[Stored data entries]
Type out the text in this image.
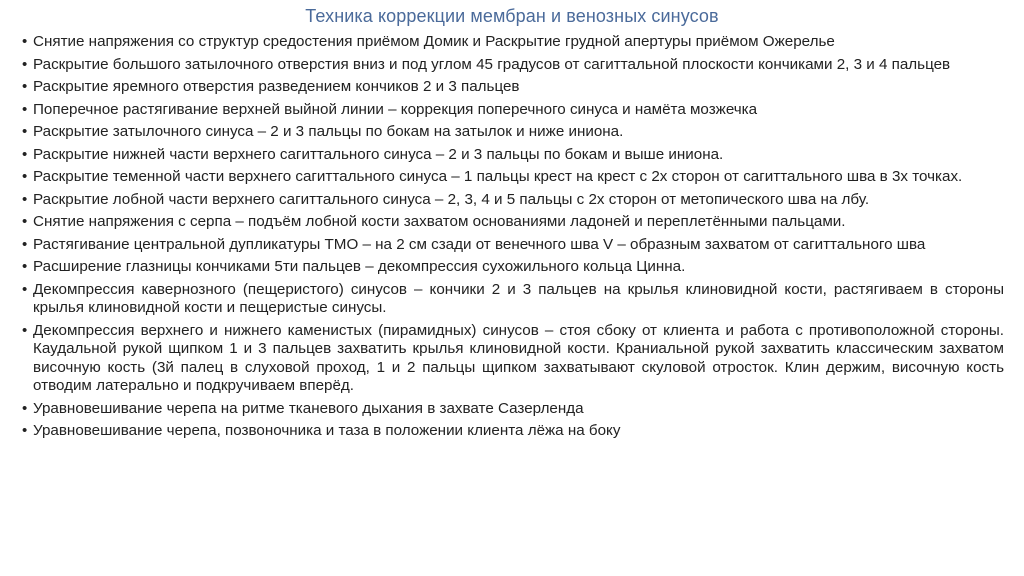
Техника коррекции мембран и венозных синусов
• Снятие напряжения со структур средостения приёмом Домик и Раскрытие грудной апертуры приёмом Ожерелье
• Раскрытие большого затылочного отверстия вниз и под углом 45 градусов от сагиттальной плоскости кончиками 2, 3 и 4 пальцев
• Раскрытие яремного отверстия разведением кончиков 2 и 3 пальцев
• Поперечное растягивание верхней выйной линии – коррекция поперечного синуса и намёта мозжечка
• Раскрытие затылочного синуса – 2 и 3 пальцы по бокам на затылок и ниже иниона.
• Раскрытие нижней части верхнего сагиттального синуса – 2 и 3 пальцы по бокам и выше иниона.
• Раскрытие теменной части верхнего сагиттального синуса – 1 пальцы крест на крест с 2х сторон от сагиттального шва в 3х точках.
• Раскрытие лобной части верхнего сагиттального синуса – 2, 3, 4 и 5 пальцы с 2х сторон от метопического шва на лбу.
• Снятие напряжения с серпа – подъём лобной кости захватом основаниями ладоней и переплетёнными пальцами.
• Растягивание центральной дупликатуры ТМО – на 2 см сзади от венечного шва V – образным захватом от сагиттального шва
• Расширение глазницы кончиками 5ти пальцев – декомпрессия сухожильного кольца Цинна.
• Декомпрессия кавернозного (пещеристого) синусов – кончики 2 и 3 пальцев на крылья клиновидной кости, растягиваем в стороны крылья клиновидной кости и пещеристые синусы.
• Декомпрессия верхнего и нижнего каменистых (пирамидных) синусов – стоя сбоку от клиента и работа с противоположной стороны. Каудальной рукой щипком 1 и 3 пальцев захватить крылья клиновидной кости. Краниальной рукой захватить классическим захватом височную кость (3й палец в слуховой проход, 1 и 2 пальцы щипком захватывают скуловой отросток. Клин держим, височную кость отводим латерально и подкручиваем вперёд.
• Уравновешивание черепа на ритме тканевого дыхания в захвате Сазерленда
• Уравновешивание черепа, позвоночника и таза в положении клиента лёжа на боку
* * *
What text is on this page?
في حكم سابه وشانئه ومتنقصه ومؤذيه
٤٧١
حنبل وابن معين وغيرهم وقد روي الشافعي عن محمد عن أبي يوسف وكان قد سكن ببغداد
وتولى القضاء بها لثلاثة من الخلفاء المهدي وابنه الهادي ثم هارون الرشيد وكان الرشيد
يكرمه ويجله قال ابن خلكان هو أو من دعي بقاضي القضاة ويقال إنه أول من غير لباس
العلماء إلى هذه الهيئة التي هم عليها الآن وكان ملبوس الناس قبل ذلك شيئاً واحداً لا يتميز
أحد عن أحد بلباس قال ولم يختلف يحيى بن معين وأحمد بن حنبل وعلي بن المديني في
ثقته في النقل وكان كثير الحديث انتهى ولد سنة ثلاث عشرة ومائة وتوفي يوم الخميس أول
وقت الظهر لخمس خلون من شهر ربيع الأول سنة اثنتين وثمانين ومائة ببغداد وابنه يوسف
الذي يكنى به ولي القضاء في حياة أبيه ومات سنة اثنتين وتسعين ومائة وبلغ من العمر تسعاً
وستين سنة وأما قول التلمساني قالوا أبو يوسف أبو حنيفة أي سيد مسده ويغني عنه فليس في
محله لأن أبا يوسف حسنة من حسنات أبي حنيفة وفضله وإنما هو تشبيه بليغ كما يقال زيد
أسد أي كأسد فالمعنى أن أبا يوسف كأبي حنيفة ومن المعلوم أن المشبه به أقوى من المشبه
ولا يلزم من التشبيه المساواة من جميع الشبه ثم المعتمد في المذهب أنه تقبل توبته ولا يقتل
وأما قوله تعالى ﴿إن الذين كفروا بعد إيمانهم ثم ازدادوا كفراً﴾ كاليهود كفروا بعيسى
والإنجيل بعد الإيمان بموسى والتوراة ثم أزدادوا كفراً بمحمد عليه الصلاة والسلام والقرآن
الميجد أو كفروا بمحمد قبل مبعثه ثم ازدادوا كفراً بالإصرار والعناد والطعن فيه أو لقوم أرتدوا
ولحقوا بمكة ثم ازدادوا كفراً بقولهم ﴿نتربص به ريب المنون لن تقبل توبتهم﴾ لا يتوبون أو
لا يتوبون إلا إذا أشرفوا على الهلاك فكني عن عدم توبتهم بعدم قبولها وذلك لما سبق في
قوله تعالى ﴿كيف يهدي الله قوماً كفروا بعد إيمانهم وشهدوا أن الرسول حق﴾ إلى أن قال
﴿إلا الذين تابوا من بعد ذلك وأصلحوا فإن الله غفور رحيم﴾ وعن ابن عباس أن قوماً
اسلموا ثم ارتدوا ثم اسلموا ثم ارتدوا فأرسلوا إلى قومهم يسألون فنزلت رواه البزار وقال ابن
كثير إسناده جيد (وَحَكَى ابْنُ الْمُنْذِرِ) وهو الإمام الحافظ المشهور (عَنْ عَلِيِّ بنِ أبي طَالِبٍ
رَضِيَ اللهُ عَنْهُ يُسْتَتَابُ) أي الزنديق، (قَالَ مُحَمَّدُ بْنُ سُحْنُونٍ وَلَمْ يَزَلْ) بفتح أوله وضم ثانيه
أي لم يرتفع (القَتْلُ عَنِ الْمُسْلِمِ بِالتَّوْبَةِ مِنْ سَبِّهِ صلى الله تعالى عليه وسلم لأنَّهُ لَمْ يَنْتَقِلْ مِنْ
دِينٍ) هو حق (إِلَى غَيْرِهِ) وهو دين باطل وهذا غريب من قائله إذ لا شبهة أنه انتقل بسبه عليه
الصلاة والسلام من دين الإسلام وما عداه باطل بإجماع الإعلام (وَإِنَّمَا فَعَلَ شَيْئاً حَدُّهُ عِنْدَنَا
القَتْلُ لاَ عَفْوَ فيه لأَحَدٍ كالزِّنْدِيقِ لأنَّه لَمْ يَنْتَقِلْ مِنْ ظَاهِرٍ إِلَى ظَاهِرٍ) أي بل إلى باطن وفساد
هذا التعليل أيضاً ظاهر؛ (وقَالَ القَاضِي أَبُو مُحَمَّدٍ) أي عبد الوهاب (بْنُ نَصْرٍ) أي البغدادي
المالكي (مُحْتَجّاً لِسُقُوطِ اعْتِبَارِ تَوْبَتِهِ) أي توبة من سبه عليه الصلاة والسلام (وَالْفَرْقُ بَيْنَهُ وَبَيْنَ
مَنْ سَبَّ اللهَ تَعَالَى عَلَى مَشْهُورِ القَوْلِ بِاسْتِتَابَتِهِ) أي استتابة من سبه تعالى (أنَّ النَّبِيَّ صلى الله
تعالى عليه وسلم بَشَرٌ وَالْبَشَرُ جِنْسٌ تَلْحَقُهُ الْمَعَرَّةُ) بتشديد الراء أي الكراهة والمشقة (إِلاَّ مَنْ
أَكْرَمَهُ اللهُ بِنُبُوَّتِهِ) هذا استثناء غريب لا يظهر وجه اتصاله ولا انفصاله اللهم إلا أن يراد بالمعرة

*What the task requires*:
Return every line from the records above that holds the word "وابنه".

*Exercise solution*:
وتولى القضاء بها لثلاثة من الخلفاء المهدي وابنه الهادي ثم هارون الرشيد وكان الرشيد
وقت الظهر لخمس خلون من شهر ربيع الأول سنة اثنتين وثمانين ومائة ببغداد وابنه يوسف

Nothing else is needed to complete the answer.